Problem to work on:
All of the data must be printed exactly; please include every line.

--

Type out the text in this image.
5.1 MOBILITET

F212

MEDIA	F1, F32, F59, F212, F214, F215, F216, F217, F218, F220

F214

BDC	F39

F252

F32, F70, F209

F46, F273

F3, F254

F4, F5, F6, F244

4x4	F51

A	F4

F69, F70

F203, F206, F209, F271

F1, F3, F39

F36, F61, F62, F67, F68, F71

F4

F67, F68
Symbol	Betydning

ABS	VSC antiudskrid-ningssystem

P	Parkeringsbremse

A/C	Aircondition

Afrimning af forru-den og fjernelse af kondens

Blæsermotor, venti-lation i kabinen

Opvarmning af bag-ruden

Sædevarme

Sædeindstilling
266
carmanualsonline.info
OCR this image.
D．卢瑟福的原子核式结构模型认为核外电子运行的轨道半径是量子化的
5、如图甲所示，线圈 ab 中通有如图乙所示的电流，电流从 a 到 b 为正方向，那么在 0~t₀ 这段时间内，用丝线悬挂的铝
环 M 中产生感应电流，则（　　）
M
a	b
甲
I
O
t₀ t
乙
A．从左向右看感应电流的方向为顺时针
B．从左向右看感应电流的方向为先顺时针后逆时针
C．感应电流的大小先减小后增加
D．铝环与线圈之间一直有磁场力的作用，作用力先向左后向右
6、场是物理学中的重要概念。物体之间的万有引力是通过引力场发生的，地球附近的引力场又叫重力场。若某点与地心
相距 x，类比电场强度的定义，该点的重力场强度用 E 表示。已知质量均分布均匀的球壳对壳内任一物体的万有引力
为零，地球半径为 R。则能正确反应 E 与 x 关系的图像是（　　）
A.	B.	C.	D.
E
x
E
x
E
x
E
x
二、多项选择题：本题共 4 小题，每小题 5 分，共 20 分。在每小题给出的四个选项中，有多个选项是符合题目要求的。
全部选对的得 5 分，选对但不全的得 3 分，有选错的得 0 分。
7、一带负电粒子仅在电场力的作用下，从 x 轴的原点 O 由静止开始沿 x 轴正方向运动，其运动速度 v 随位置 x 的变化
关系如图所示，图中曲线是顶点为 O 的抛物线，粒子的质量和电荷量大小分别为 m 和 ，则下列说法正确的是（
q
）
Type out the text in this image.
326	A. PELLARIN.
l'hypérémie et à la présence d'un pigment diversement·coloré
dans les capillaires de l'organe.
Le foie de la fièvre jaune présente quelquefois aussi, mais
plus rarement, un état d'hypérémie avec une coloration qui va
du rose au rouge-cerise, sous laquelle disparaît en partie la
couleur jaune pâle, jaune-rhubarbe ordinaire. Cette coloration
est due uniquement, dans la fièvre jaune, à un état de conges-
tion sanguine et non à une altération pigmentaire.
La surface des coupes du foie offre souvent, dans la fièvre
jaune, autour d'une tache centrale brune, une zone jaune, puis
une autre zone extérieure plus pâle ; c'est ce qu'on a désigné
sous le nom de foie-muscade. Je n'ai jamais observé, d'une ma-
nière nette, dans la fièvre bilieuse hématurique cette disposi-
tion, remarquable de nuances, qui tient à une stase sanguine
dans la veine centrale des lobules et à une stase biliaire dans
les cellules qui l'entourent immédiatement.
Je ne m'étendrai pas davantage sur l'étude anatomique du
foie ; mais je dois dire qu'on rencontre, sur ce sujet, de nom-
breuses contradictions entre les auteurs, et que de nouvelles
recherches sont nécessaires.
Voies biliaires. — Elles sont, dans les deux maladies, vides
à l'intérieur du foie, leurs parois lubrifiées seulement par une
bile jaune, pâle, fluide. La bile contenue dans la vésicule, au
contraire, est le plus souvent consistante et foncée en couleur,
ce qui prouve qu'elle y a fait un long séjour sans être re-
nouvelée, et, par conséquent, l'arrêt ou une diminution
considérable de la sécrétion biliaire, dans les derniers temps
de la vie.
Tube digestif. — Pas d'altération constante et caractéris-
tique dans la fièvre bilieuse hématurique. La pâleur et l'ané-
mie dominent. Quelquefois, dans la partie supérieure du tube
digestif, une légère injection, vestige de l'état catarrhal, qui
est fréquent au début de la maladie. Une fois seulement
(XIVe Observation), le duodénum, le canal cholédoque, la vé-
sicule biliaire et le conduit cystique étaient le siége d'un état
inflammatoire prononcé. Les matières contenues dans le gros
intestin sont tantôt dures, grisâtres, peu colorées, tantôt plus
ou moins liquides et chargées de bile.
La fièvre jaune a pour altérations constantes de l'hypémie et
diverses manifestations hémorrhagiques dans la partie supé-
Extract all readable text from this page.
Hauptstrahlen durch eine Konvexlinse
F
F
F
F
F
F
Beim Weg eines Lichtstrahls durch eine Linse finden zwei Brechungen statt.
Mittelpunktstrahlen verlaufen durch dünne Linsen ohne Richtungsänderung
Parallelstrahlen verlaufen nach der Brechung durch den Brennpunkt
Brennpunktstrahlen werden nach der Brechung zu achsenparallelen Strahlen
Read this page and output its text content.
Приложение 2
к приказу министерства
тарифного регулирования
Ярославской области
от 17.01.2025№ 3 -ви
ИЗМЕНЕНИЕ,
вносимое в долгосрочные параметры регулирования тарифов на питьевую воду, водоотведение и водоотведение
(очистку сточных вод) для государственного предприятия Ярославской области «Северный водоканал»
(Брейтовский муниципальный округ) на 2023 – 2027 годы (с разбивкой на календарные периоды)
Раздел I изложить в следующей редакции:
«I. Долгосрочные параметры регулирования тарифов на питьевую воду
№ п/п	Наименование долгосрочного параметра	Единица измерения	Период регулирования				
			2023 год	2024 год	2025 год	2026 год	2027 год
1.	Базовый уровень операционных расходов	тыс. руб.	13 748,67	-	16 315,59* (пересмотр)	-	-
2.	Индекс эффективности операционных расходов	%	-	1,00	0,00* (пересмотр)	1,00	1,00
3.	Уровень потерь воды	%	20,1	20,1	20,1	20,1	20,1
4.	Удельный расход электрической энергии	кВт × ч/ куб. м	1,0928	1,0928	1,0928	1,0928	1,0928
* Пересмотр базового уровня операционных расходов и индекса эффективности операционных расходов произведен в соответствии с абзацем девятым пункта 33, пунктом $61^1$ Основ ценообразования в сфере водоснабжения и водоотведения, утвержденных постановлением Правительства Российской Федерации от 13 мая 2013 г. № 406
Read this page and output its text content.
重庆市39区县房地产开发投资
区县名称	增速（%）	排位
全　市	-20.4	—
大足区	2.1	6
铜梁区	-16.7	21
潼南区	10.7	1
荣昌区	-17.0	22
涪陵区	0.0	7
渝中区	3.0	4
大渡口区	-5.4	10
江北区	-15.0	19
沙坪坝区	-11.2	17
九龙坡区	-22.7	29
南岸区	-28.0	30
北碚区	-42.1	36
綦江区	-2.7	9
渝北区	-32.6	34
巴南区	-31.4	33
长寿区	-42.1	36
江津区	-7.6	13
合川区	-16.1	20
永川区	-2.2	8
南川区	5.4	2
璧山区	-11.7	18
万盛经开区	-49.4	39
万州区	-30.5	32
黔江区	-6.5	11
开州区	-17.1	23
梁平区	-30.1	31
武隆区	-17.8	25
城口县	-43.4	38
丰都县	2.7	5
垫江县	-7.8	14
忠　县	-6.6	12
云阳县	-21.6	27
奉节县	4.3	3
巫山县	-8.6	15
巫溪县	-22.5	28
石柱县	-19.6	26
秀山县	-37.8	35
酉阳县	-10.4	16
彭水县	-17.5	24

--

Result of the exercise:
Type out the text in this image.
5.1 MOBILITET

F212

MEDIA	F1, F32, F59, F212, F214, F215, F216, F217, F218, F220

F214

BDC	F39

F252

F32, F70, F209

F46, F273

F3, F254

F4, F5, F6, F244

4x4	F51

A	F4

F69, F70

F203, F206, F209, F271

F1, F3, F39

F36, F61, F62, F67, F68, F71

F4

F67, F68
Symbol	Betydning

ABS	VSC antiudskrid-ningssystem

P	Parkeringsbremse

A/C	Aircondition

Afrimning af forru-den og fjernelse af kondens

Blæsermotor, venti-lation i kabinen

Opvarmning af bag-ruden

Sædevarme

Sædeindstilling
266
carmanualsonline.info
OCR this image.
D．卢瑟福的原子核式结构模型认为核外电子运行的轨道半径是量子化的
5、如图甲所示，线圈 ab 中通有如图乙所示的电流，电流从 a 到 b 为正方向，那么在 0~t₀ 这段时间内，用丝线悬挂的铝
环 M 中产生感应电流，则（　　）
M
a	b
甲
I
O
t₀ t
乙
A．从左向右看感应电流的方向为顺时针
B．从左向右看感应电流的方向为先顺时针后逆时针
C．感应电流的大小先减小后增加
D．铝环与线圈之间一直有磁场力的作用，作用力先向左后向右
6、场是物理学中的重要概念。物体之间的万有引力是通过引力场发生的，地球附近的引力场又叫重力场。若某点与地心
相距 x，类比电场强度的定义，该点的重力场强度用 E 表示。已知质量均分布均匀的球壳对壳内任一物体的万有引力
为零，地球半径为 R。则能正确反应 E 与 x 关系的图像是（　　）
A.	B.	C.	D.
E
x
E
x
E
x
E
x
二、多项选择题：本题共 4 小题，每小题 5 分，共 20 分。在每小题给出的四个选项中，有多个选项是符合题目要求的。
全部选对的得 5 分，选对但不全的得 3 分，有选错的得 0 分。
7、一带负电粒子仅在电场力的作用下，从 x 轴的原点 O 由静止开始沿 x 轴正方向运动，其运动速度 v 随位置 x 的变化
关系如图所示，图中曲线是顶点为 O 的抛物线，粒子的质量和电荷量大小分别为 m 和 ，则下列说法正确的是（
q
）
Type out the text in this image.
326	A. PELLARIN.
l'hypérémie et à la présence d'un pigment diversement·coloré
dans les capillaires de l'organe.
Le foie de la fièvre jaune présente quelquefois aussi, mais
plus rarement, un état d'hypérémie avec une coloration qui va
du rose au rouge-cerise, sous laquelle disparaît en partie la
couleur jaune pâle, jaune-rhubarbe ordinaire. Cette coloration
est due uniquement, dans la fièvre jaune, à un état de conges-
tion sanguine et non à une altération pigmentaire.
La surface des coupes du foie offre souvent, dans la fièvre
jaune, autour d'une tache centrale brune, une zone jaune, puis
une autre zone extérieure plus pâle ; c'est ce qu'on a désigné
sous le nom de foie-muscade. Je n'ai jamais observé, d'une ma-
nière nette, dans la fièvre bilieuse hématurique cette disposi-
tion, remarquable de nuances, qui tient à une stase sanguine
dans la veine centrale des lobules et à une stase biliaire dans
les cellules qui l'entourent immédiatement.
Je ne m'étendrai pas davantage sur l'étude anatomique du
foie ; mais je dois dire qu'on rencontre, sur ce sujet, de nom-
breuses contradictions entre les auteurs, et que de nouvelles
recherches sont nécessaires.
Voies biliaires. — Elles sont, dans les deux maladies, vides
à l'intérieur du foie, leurs parois lubrifiées seulement par une
bile jaune, pâle, fluide. La bile contenue dans la vésicule, au
contraire, est le plus souvent consistante et foncée en couleur,
ce qui prouve qu'elle y a fait un long séjour sans être re-
nouvelée, et, par conséquent, l'arrêt ou une diminution
considérable de la sécrétion biliaire, dans les derniers temps
de la vie.
Tube digestif. — Pas d'altération constante et caractéris-
tique dans la fièvre bilieuse hématurique. La pâleur et l'ané-
mie dominent. Quelquefois, dans la partie supérieure du tube
digestif, une légère injection, vestige de l'état catarrhal, qui
est fréquent au début de la maladie. Une fois seulement
(XIVe Observation), le duodénum, le canal cholédoque, la vé-
sicule biliaire et le conduit cystique étaient le siége d'un état
inflammatoire prononcé. Les matières contenues dans le gros
intestin sont tantôt dures, grisâtres, peu colorées, tantôt plus
ou moins liquides et chargées de bile.
La fièvre jaune a pour altérations constantes de l'hypémie et
diverses manifestations hémorrhagiques dans la partie supé-
Extract all readable text from this page.
Hauptstrahlen durch eine Konvexlinse
F
F
F
F
F
F
Beim Weg eines Lichtstrahls durch eine Linse finden zwei Brechungen statt.
Mittelpunktstrahlen verlaufen durch dünne Linsen ohne Richtungsänderung
Parallelstrahlen verlaufen nach der Brechung durch den Brennpunkt
Brennpunktstrahlen werden nach der Brechung zu achsenparallelen Strahlen
Read this page and output its text content.
Приложение 2
к приказу министерства
тарифного регулирования
Ярославской области
от 17.01.2025№ 3 -ви
ИЗМЕНЕНИЕ,
вносимое в долгосрочные параметры регулирования тарифов на питьевую воду, водоотведение и водоотведение
(очистку сточных вод) для государственного предприятия Ярославской области «Северный водоканал»
(Брейтовский муниципальный округ) на 2023 – 2027 годы (с разбивкой на календарные периоды)
Раздел I изложить в следующей редакции:
«I. Долгосрочные параметры регулирования тарифов на питьевую воду
№ п/п	Наименование долгосрочного параметра	Единица измерения	Период регулирования				
			2023 год	2024 год	2025 год	2026 год	2027 год
1.	Базовый уровень операционных расходов	тыс. руб.	13 748,67	-	16 315,59* (пересмотр)	-	-
2.	Индекс эффективности операционных расходов	%	-	1,00	0,00* (пересмотр)	1,00	1,00
3.	Уровень потерь воды	%	20,1	20,1	20,1	20,1	20,1
4.	Удельный расход электрической энергии	кВт × ч/ куб. м	1,0928	1,0928	1,0928	1,0928	1,0928
* Пересмотр базового уровня операционных расходов и индекса эффективности операционных расходов произведен в соответствии с абзацем девятым пункта 33, пунктом $61^1$ Основ ценообразования в сфере водоснабжения и водоотведения, утвержденных постановлением Правительства Российской Федерации от 13 мая 2013 г. № 406
Read this page and output its text content.
重庆市39区县房地产开发投资
区县名称	增速（%）	排位
全　市	-20.4	—
大足区	2.1	6
铜梁区	-16.7	21
潼南区	10.7	1
荣昌区	-17.0	22
涪陵区	0.0	7
渝中区	3.0	4
大渡口区	-5.4	10
江北区	-15.0	19
沙坪坝区	-11.2	17
九龙坡区	-22.7	29
南岸区	-28.0	30
北碚区	-42.1	36
綦江区	-2.7	9
渝北区	-32.6	34
巴南区	-31.4	33
长寿区	-42.1	36
江津区	-7.6	13
合川区	-16.1	20
永川区	-2.2	8
南川区	5.4	2
璧山区	-11.7	18
万盛经开区	-49.4	39
万州区	-30.5	32
黔江区	-6.5	11
开州区	-17.1	23
梁平区	-30.1	31
武隆区	-17.8	25
城口县	-43.4	38
丰都县	2.7	5
垫江县	-7.8	14
忠　县	-6.6	12
云阳县	-21.6	27
奉节县	4.3	3
巫山县	-8.6	15
巫溪县	-22.5	28
石柱县	-19.6	26
秀山县	-37.8	35
酉阳县	-10.4	16
彭水县	-17.5	24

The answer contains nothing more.